▸ STATED TASK
State how many lines in the entries below contain "screenshot". Write nothing but the number.

Data tied to figure images:
__________________________________________________

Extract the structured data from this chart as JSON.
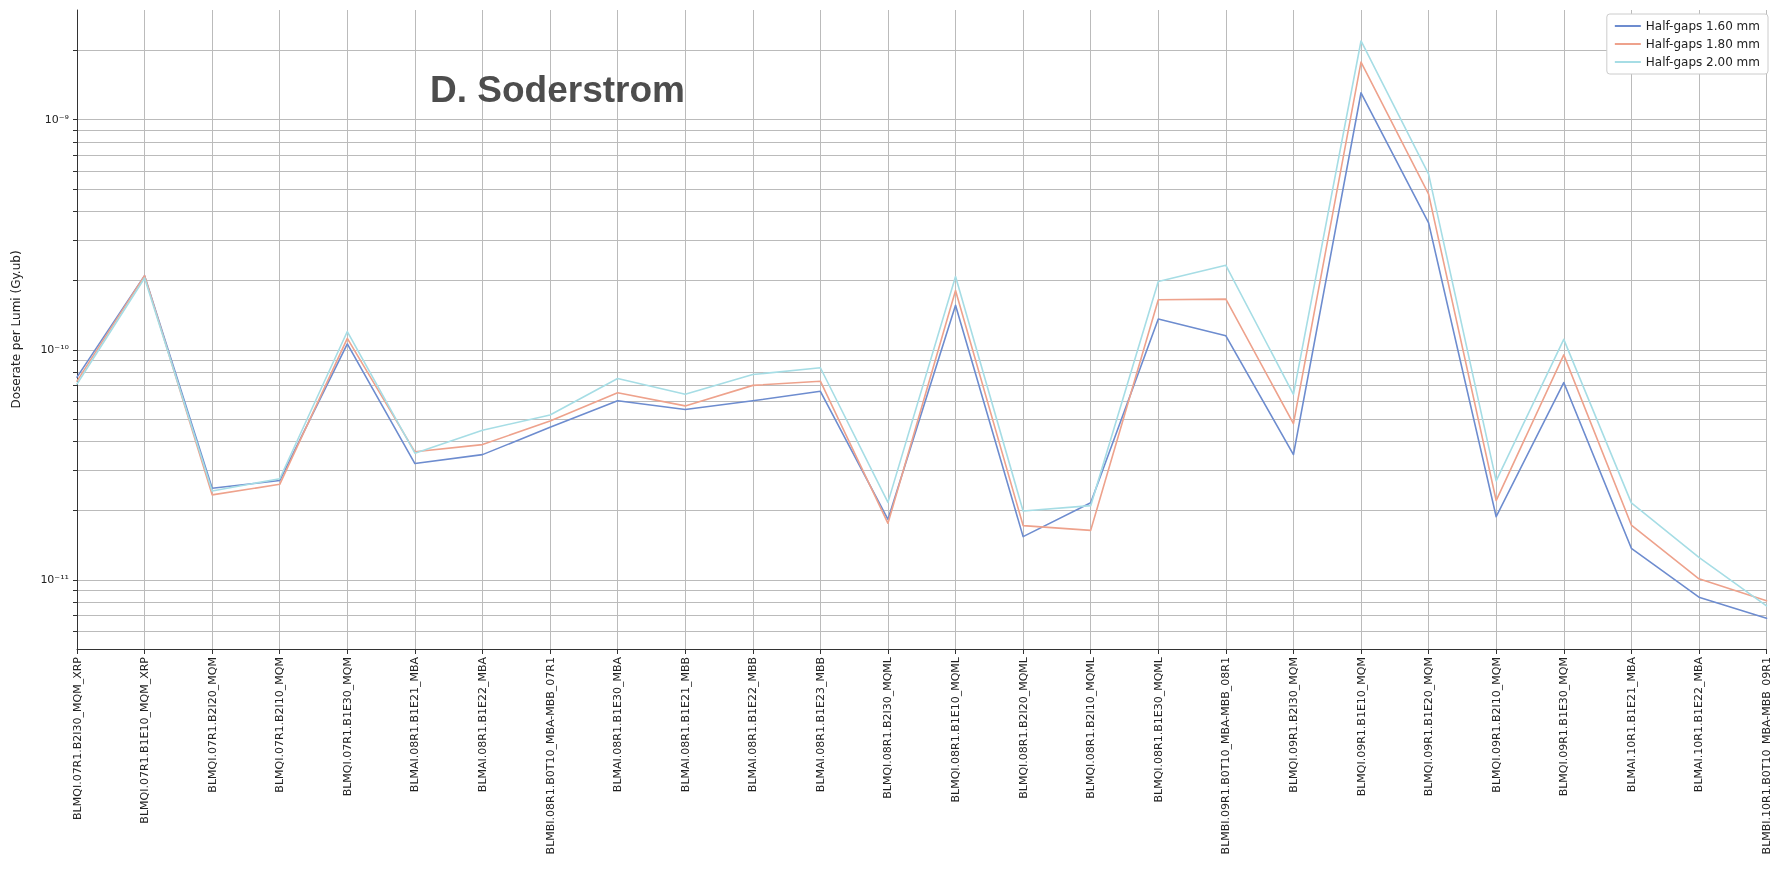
{
  "chart_data": {
    "type": "line",
    "title": "D. Soderstrom",
    "ylabel": "Doserate per Lumi (Gy.ub)",
    "categories": [
      "BLMQI.07R1.B2I30_MQM_XRP",
      "BLMQI.07R1.B1E10_MQM_XRP",
      "BLMQI.07R1.B2I20_MQM",
      "BLMQI.07R1.B2I10_MQM",
      "BLMQI.07R1.B1E30_MQM",
      "BLMAI.08R1.B1E21_MBA",
      "BLMAI.08R1.B1E22_MBA",
      "BLMBI.08R1.B0T10_MBA-MBB_07R1",
      "BLMAI.08R1.B1E30_MBA",
      "BLMAI.08R1.B1E21_MBB",
      "BLMAI.08R1.B1E22_MBB",
      "BLMAI.08R1.B1E23_MBB",
      "BLMQI.08R1.B2I30_MQML",
      "BLMQI.08R1.B1E10_MQML",
      "BLMQI.08R1.B2I20_MQML",
      "BLMQI.08R1.B2I10_MQML",
      "BLMQI.08R1.B1E30_MQML",
      "BLMBI.09R1.B0T10_MBA-MBB_08R1",
      "BLMQI.09R1.B2I30_MQM",
      "BLMQI.09R1.B1E10_MQM",
      "BLMQI.09R1.B1E20_MQM",
      "BLMQI.09R1.B2I10_MQM",
      "BLMQI.09R1.B1E30_MQM",
      "BLMAI.10R1.B1E21_MBA",
      "BLMAI.10R1.B1E22_MBA",
      "BLMBI.10R1.B0T10_MBA-MBB_09R1"
    ],
    "series": [
      {
        "name": "Half-gaps 1.60 mm",
        "color": "#6d8ccf",
        "values": [
          7.6e-11,
          2.1e-10,
          2.5e-11,
          2.7e-11,
          1.06e-10,
          3.2e-11,
          3.5e-11,
          4.6e-11,
          6e-11,
          5.5e-11,
          6e-11,
          6.6e-11,
          1.83e-11,
          1.56e-10,
          1.54e-11,
          2.16e-11,
          1.36e-10,
          1.15e-10,
          3.5e-11,
          1.31e-09,
          3.56e-10,
          1.88e-11,
          7.2e-11,
          1.37e-11,
          8.4e-12,
          6.8e-12
        ]
      },
      {
        "name": "Half-gaps 1.80 mm",
        "color": "#eea28c",
        "values": [
          7.3e-11,
          2.1e-10,
          2.34e-11,
          2.6e-11,
          1.12e-10,
          3.6e-11,
          3.87e-11,
          4.9e-11,
          6.5e-11,
          5.7e-11,
          7e-11,
          7.3e-11,
          1.76e-11,
          1.81e-10,
          1.72e-11,
          1.64e-11,
          1.65e-10,
          1.66e-10,
          4.77e-11,
          1.78e-09,
          4.75e-10,
          2.21e-11,
          9.5e-11,
          1.73e-11,
          1.01e-11,
          8.1e-12
        ]
      },
      {
        "name": "Half-gaps 2.00 mm",
        "color": "#a6dde5",
        "values": [
          7.1e-11,
          2.05e-10,
          2.43e-11,
          2.75e-11,
          1.2e-10,
          3.55e-11,
          4.47e-11,
          5.2e-11,
          7.5e-11,
          6.4e-11,
          7.8e-11,
          8.35e-11,
          2.17e-11,
          2.08e-10,
          1.99e-11,
          2.1e-11,
          1.98e-10,
          2.33e-10,
          6.4e-11,
          2.2e-09,
          5.8e-10,
          2.69e-11,
          1.11e-10,
          2.16e-11,
          1.25e-11,
          7.7e-12
        ]
      }
    ],
    "log": "y",
    "ylim": [
      5e-12,
      3e-09
    ],
    "yticks": [
      {
        "value": 6e-12,
        "label": null
      },
      {
        "value": 7e-12,
        "label": null
      },
      {
        "value": 8e-12,
        "label": null
      },
      {
        "value": 9e-12,
        "label": null
      },
      {
        "value": 1e-11,
        "label": "10⁻¹¹"
      },
      {
        "value": 2e-11,
        "label": null
      },
      {
        "value": 3e-11,
        "label": null
      },
      {
        "value": 4e-11,
        "label": null
      },
      {
        "value": 5e-11,
        "label": null
      },
      {
        "value": 6e-11,
        "label": null
      },
      {
        "value": 7e-11,
        "label": null
      },
      {
        "value": 8e-11,
        "label": null
      },
      {
        "value": 9e-11,
        "label": null
      },
      {
        "value": 1e-10,
        "label": "10⁻¹⁰"
      },
      {
        "value": 2e-10,
        "label": null
      },
      {
        "value": 3e-10,
        "label": null
      },
      {
        "value": 4e-10,
        "label": null
      },
      {
        "value": 5e-10,
        "label": null
      },
      {
        "value": 6e-10,
        "label": null
      },
      {
        "value": 7e-10,
        "label": null
      },
      {
        "value": 8e-10,
        "label": null
      },
      {
        "value": 9e-10,
        "label": null
      },
      {
        "value": 1e-09,
        "label": "10⁻⁹"
      },
      {
        "value": 2e-09,
        "label": null
      }
    ],
    "grid": true,
    "legend": "top right",
    "marker": "none",
    "line_style": "solid"
  }
}
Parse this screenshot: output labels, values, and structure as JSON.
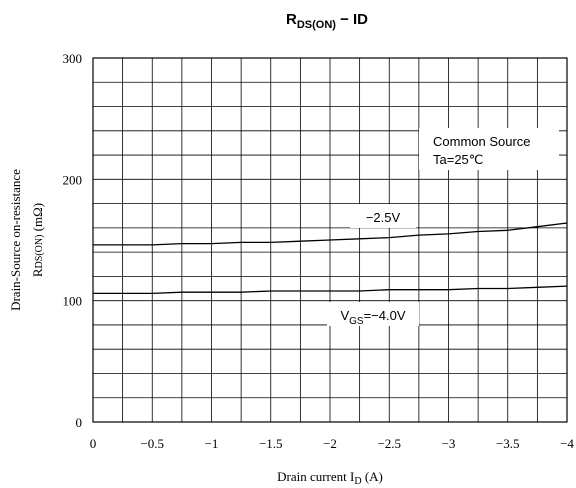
{
  "chart_data": {
    "type": "line",
    "title": {
      "main": "R",
      "sub": "DS(ON)",
      "rest": " − ID"
    },
    "xlabel": {
      "main": "Drain current I",
      "sub": "D",
      "rest": " (A)"
    },
    "ylabel": {
      "line1": "Drain-Source on-resistance",
      "line2": "R",
      "line2_sub": "DS(ON)",
      "line2_rest": " (mΩ)"
    },
    "xlim": [
      0,
      -4
    ],
    "ylim": [
      0,
      300
    ],
    "grid": true,
    "x_tick_labels": [
      "0",
      "−0.5",
      "−1",
      "−1.5",
      "−2",
      "−2.5",
      "−3",
      "−3.5",
      "−4"
    ],
    "x_ticks": [
      0,
      -0.5,
      -1,
      -1.5,
      -2,
      -2.5,
      -3,
      -3.5,
      -4
    ],
    "y_tick_labels": [
      "0",
      "100",
      "200",
      "300"
    ],
    "y_ticks": [
      0,
      100,
      200,
      300
    ],
    "x_minor_step": -0.25,
    "y_minor_step": 20,
    "series": [
      {
        "name": "−2.5V",
        "x": [
          0,
          -0.25,
          -0.5,
          -0.75,
          -1,
          -1.25,
          -1.5,
          -1.75,
          -2,
          -2.25,
          -2.5,
          -2.75,
          -3,
          -3.25,
          -3.5,
          -3.75,
          -4
        ],
        "y": [
          146,
          146,
          146,
          147,
          147,
          148,
          148,
          149,
          150,
          151,
          152,
          154,
          155,
          157,
          158,
          161,
          164
        ]
      },
      {
        "name": "V_GS=−4.0V",
        "x": [
          0,
          -0.25,
          -0.5,
          -0.75,
          -1,
          -1.25,
          -1.5,
          -1.75,
          -2,
          -2.25,
          -2.5,
          -2.75,
          -3,
          -3.25,
          -3.5,
          -3.75,
          -4
        ],
        "y": [
          106,
          106,
          106,
          107,
          107,
          107,
          108,
          108,
          108,
          108,
          109,
          109,
          109,
          110,
          110,
          111,
          112
        ]
      }
    ],
    "annotations": {
      "common_source": "Common Source",
      "ta": "Ta=25℃",
      "label_25": "−2.5V",
      "label_40_pre": "V",
      "label_40_sub": "GS",
      "label_40_post": "=−4.0V"
    }
  }
}
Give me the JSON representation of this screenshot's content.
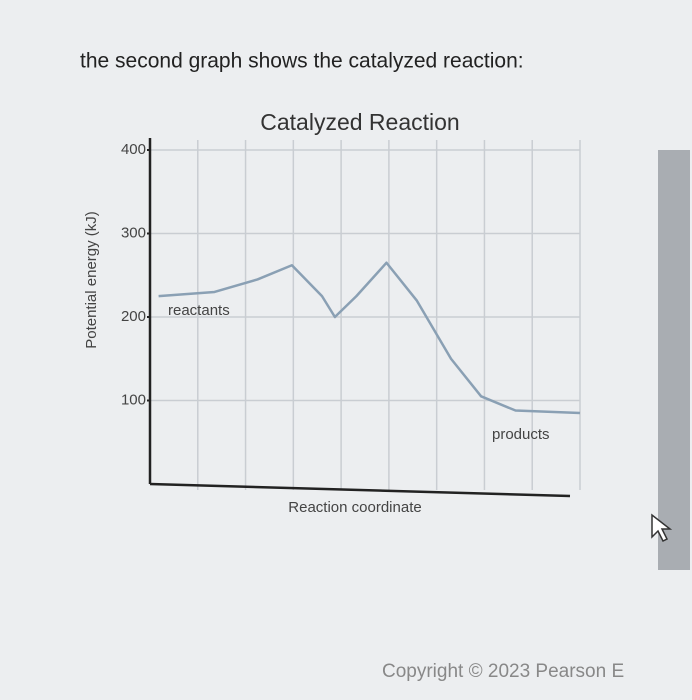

__________________________________________________

▸ RESULT FOR THIS EXERCISE
2